WHAT YOU NEED TO DO =
Pick out each line with the word "Tickets" from the material that follows.

MATERIALS PROVIDED =

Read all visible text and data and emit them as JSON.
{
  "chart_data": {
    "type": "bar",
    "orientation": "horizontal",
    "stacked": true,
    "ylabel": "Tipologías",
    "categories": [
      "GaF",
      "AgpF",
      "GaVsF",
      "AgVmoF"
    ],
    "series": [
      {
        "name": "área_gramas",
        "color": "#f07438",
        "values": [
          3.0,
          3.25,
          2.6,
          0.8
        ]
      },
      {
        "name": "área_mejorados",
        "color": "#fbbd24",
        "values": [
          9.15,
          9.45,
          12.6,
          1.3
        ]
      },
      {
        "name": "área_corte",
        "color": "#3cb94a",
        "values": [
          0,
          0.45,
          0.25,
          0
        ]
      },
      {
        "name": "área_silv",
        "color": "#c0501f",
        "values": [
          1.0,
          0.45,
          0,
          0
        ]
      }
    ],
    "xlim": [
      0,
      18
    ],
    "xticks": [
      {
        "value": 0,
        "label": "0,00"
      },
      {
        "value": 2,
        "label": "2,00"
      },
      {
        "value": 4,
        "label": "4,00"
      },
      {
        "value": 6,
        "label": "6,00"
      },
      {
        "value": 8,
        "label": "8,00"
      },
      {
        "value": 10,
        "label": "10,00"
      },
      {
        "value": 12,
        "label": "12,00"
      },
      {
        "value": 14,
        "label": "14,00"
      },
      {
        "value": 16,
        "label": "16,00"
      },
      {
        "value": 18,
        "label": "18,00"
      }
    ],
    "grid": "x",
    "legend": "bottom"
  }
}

...

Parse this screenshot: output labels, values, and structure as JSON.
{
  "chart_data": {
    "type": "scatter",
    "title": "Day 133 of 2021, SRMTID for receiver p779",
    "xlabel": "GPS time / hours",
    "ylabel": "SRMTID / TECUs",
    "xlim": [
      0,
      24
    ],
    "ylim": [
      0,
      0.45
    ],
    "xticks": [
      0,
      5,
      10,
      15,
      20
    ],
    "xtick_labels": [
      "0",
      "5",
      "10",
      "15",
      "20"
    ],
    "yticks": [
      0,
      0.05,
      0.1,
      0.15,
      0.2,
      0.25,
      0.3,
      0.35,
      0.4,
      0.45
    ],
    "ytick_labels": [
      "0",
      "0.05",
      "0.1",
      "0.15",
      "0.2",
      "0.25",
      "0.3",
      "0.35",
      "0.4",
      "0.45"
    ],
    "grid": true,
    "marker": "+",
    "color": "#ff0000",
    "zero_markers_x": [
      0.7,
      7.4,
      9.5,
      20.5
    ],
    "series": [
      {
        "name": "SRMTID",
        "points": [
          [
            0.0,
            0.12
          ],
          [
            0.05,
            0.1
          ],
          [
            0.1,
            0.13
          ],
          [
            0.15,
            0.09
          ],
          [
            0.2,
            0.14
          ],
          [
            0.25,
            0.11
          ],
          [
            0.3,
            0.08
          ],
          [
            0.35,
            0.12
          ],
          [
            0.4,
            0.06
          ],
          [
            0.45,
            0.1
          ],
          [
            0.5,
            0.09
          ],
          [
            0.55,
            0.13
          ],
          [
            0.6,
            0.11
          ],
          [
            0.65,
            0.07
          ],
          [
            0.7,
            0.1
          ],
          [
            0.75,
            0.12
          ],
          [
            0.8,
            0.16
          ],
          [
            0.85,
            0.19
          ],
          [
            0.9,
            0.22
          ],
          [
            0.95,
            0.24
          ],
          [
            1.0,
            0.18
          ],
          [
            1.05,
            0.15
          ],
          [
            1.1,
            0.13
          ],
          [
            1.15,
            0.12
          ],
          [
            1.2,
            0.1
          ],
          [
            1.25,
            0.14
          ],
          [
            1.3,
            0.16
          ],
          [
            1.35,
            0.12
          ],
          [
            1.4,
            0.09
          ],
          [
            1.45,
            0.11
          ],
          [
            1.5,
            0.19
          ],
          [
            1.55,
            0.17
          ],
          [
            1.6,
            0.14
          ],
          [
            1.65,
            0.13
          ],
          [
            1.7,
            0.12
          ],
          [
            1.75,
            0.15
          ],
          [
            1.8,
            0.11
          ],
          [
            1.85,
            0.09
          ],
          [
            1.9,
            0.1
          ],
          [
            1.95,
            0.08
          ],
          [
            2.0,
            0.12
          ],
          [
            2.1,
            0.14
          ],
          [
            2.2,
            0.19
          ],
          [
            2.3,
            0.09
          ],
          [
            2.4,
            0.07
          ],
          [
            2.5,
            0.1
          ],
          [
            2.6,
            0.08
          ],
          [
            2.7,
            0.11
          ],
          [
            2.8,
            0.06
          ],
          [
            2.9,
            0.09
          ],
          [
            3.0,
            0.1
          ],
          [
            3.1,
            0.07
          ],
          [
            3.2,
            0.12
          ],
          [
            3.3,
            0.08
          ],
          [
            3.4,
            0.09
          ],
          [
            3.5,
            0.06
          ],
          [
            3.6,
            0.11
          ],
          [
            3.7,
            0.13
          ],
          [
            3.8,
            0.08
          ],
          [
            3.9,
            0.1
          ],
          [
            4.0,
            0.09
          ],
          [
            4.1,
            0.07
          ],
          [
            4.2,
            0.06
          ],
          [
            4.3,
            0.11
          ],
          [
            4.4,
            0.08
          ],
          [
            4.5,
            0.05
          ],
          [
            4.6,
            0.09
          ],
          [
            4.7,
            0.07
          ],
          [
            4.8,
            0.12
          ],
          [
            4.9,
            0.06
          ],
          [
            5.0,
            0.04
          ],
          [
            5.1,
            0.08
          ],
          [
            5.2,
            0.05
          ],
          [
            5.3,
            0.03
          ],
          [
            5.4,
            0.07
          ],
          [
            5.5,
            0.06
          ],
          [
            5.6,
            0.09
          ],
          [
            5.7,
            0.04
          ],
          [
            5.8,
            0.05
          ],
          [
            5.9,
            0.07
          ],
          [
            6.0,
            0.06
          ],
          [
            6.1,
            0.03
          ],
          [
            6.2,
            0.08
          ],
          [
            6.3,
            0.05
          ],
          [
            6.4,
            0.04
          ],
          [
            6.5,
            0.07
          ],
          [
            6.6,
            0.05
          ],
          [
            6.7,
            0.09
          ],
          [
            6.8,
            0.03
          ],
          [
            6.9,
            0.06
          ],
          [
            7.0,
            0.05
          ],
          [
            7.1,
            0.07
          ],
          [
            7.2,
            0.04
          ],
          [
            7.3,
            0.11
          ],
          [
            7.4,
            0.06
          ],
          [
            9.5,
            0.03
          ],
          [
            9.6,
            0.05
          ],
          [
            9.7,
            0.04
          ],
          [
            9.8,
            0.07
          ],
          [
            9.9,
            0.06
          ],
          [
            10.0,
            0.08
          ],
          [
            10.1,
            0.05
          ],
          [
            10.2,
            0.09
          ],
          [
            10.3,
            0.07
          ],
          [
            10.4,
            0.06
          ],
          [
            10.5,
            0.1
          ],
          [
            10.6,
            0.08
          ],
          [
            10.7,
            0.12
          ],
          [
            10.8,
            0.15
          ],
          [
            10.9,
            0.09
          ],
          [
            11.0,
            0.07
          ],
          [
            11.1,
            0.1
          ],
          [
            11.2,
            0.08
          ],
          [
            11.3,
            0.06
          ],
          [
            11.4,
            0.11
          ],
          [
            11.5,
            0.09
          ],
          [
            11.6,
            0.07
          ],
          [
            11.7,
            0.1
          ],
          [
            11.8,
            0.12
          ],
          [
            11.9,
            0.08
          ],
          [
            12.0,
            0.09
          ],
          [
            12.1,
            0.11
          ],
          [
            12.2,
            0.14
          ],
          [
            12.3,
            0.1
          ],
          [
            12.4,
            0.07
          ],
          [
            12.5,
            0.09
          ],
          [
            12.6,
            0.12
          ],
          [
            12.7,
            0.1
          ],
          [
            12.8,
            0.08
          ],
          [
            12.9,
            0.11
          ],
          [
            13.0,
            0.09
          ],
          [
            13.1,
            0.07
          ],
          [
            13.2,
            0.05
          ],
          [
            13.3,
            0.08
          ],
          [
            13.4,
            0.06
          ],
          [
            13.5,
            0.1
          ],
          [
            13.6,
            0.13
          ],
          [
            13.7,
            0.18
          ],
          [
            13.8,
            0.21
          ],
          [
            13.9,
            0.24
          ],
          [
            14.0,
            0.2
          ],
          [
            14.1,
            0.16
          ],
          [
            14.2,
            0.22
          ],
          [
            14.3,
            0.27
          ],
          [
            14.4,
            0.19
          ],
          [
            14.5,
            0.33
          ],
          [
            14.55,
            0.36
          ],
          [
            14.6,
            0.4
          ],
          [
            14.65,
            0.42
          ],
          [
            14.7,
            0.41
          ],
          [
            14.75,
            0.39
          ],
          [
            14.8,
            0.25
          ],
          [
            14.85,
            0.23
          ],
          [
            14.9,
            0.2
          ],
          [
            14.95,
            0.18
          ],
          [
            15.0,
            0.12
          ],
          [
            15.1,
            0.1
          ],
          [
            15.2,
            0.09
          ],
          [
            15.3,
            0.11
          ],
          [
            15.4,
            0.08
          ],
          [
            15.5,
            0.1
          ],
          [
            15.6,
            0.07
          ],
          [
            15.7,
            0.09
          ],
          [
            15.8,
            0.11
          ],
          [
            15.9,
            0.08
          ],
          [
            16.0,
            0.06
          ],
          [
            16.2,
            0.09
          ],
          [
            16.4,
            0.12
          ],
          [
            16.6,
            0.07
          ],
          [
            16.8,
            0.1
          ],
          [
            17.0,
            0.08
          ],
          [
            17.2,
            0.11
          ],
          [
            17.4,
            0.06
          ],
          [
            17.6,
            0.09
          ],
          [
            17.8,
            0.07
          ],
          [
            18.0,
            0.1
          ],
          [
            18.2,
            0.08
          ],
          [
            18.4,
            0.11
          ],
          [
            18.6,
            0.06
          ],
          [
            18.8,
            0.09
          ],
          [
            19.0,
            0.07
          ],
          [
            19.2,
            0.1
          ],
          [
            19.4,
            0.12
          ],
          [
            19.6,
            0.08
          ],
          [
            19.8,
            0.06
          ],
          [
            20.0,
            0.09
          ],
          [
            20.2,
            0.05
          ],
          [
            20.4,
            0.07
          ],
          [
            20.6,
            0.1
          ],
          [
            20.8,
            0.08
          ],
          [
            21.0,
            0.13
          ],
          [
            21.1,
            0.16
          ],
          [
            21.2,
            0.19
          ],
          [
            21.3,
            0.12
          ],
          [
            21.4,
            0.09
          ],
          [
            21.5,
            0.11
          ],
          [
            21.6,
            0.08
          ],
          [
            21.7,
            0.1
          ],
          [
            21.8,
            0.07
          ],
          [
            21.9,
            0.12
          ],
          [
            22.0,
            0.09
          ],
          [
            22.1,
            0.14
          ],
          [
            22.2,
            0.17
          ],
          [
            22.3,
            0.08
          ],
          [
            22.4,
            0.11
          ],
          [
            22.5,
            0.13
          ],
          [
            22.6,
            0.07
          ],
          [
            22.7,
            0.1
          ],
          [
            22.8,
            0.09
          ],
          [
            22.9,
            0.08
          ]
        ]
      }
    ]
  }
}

* * *

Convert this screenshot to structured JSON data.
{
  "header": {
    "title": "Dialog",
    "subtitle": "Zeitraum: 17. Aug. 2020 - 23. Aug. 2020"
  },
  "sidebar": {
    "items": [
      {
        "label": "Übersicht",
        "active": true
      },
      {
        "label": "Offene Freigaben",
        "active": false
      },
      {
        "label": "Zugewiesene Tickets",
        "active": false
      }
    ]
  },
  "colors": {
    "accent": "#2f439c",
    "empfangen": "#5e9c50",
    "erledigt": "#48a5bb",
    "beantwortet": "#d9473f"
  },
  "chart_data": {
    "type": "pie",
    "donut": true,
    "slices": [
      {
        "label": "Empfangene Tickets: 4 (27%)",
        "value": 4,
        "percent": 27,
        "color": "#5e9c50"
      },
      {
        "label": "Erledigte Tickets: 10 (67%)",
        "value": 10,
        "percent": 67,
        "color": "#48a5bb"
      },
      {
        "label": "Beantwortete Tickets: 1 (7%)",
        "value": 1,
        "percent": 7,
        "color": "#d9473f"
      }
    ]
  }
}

REPLY =
        "label": "Zugewiesene Tickets",
        "label": "Empfangene Tickets: 4 (27%)",
        "label": "Erledigte Tickets: 10 (67%)",
        "label": "Beantwortete Tickets: 1 (7%)",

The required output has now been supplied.